_What you need to do_:
Collect every line in the records below that contains the word "请及时告知工作人员".

_Provided records_:
:::

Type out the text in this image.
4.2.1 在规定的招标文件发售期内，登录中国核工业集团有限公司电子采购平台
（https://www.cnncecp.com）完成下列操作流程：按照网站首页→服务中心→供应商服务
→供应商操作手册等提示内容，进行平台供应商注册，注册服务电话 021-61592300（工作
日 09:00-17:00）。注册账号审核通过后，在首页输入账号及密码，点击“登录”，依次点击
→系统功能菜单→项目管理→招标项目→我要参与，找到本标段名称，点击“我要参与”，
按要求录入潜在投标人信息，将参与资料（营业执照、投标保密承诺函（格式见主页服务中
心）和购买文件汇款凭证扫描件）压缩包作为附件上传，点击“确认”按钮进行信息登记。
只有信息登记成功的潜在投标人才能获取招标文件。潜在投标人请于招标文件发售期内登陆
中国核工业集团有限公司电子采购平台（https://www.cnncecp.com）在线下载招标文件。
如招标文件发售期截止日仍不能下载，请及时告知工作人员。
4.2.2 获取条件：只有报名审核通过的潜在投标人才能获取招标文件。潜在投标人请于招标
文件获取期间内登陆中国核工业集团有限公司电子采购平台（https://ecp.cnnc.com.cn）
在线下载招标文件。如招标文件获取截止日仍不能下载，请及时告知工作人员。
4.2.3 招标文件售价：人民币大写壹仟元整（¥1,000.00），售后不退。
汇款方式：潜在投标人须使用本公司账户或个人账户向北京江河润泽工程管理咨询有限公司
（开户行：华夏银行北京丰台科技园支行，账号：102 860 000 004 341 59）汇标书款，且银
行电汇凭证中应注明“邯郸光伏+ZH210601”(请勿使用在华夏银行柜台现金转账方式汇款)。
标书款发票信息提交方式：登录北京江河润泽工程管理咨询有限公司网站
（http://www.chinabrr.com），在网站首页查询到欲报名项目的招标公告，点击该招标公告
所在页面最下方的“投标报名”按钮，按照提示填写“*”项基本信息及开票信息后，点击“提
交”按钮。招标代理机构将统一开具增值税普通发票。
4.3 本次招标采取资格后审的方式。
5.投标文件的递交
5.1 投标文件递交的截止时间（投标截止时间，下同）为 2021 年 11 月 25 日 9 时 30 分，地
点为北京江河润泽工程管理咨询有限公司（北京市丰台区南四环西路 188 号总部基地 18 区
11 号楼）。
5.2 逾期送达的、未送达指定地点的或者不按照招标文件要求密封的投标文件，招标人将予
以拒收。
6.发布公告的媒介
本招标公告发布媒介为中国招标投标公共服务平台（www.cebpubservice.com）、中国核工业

:::

_Result below_:
如招标文件发售期截止日仍不能下载，请及时告知工作人员。
在线下载招标文件。如招标文件获取截止日仍不能下载，请及时告知工作人员。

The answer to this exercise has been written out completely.